- Objective: All lines holding the string "organismes" are to be shown.

- Records for this exercise:

- - - - -

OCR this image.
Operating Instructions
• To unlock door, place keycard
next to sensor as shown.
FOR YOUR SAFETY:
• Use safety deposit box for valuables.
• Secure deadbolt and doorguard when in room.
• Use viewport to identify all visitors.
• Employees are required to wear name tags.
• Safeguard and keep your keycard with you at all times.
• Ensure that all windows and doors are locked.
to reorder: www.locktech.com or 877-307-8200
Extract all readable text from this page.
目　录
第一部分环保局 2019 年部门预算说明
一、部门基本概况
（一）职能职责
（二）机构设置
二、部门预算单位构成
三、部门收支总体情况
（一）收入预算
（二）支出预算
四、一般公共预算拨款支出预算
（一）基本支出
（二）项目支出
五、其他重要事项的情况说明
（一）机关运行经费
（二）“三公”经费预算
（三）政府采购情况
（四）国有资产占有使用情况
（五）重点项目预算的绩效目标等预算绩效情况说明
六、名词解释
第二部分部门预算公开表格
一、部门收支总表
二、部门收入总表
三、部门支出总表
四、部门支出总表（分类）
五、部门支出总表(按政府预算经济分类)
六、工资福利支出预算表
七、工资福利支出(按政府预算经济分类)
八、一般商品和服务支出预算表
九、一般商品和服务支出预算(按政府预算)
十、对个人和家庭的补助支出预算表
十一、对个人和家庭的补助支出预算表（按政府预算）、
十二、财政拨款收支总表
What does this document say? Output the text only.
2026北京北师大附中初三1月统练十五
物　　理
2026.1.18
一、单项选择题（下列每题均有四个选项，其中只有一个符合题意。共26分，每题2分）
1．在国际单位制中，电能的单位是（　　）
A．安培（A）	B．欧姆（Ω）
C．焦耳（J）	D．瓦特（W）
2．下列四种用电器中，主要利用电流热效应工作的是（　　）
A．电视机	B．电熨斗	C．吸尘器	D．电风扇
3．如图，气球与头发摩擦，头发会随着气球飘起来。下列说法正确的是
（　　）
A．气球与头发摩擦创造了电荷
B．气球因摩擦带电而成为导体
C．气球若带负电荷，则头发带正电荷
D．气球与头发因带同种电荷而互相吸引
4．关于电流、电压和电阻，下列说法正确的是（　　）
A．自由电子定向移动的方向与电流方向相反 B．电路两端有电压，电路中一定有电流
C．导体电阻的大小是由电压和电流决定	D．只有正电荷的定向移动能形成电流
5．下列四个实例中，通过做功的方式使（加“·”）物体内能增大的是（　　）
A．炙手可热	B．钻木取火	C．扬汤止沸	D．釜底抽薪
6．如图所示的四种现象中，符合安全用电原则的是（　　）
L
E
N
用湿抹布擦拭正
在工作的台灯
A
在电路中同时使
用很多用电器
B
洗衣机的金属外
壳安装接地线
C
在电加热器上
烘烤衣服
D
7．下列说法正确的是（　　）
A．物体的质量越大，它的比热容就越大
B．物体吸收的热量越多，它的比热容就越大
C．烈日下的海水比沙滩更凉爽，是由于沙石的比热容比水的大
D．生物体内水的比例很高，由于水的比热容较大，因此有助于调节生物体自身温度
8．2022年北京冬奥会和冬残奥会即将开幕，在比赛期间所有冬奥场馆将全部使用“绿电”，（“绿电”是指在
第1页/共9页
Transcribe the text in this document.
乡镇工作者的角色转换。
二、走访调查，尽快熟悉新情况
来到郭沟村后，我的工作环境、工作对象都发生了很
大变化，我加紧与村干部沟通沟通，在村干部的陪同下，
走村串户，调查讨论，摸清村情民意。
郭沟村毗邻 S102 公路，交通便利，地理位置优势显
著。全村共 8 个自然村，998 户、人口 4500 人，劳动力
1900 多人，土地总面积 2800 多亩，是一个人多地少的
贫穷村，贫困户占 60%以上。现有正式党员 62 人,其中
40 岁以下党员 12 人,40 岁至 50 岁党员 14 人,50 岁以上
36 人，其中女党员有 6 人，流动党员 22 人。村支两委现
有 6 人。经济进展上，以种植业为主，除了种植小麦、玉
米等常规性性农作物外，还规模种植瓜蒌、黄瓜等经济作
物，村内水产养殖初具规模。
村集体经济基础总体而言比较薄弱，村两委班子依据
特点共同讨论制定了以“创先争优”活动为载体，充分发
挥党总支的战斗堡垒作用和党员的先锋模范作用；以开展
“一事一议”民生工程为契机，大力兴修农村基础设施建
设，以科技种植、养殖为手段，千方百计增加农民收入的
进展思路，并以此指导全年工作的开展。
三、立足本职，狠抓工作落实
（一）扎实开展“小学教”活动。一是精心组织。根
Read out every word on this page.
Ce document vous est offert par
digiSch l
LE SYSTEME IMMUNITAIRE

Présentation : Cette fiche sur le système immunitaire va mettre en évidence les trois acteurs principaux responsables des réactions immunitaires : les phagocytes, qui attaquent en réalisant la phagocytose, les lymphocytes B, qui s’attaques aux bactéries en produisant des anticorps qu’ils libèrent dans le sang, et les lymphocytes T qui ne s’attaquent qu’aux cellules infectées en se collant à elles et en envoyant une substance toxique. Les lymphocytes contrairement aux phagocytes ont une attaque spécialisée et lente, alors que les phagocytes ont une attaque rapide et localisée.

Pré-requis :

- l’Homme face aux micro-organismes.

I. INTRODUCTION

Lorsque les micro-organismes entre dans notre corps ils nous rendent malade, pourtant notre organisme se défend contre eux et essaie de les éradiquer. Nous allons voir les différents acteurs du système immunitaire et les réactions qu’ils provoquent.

- - - - -

- Exercise result:
- l’Homme face aux micro-organismes.
Lorsque les micro-organismes entre dans notre corps ils nous rendent malade, pourtant notre organisme se défend contre eux et essaie de les éradiquer. Nous allons voir les différents acteurs du système immunitaire et les réactions qu’ils provoquent.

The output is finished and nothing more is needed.